## GIVEN REQUEST
Leave out all pictures and retype exactly the lines from the one with "Read this page and output its text content." through the last line of the material.
## START SOURCE MATERIAL
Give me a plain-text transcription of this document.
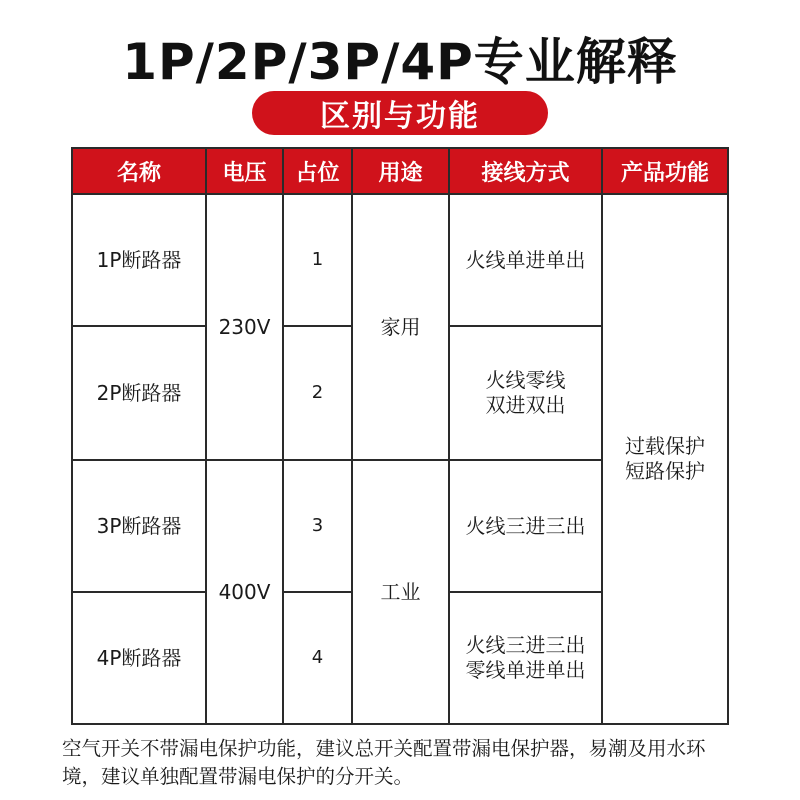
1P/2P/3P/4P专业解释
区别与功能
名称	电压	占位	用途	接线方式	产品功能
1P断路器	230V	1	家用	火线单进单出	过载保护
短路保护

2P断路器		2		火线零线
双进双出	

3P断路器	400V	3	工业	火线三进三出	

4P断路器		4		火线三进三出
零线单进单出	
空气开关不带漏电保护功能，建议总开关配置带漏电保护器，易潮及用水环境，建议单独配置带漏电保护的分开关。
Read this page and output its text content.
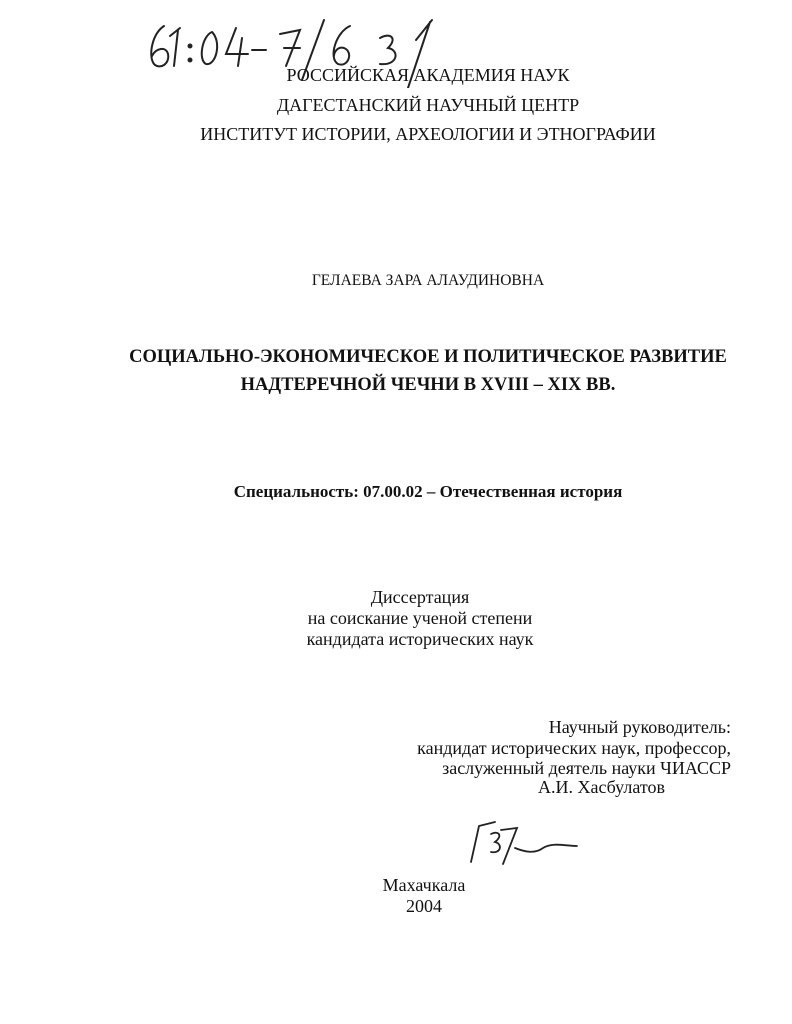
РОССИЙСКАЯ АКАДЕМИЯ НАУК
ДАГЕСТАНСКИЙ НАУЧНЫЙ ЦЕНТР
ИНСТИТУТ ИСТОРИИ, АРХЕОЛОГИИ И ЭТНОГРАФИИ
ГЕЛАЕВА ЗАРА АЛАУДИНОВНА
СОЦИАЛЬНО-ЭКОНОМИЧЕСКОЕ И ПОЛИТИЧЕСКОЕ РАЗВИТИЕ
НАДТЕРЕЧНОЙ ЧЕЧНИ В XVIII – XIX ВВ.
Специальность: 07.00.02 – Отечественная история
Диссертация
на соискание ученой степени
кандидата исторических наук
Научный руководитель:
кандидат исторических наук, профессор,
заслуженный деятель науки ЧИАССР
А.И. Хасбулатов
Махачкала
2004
## END SOURCE MATERIAL
## EXERCISE ANSWER
Read this page and output its text content.
РОССИЙСКАЯ АКАДЕМИЯ НАУК
ДАГЕСТАНСКИЙ НАУЧНЫЙ ЦЕНТР
ИНСТИТУТ ИСТОРИИ, АРХЕОЛОГИИ И ЭТНОГРАФИИ
ГЕЛАЕВА ЗАРА АЛАУДИНОВНА
СОЦИАЛЬНО-ЭКОНОМИЧЕСКОЕ И ПОЛИТИЧЕСКОЕ РАЗВИТИЕ
НАДТЕРЕЧНОЙ ЧЕЧНИ В XVIII – XIX ВВ.
Специальность: 07.00.02 – Отечественная история
Диссертация
на соискание ученой степени
кандидата исторических наук
Научный руководитель:
кандидат исторических наук, профессор,
заслуженный деятель науки ЧИАССР
А.И. Хасбулатов
Махачкала
2004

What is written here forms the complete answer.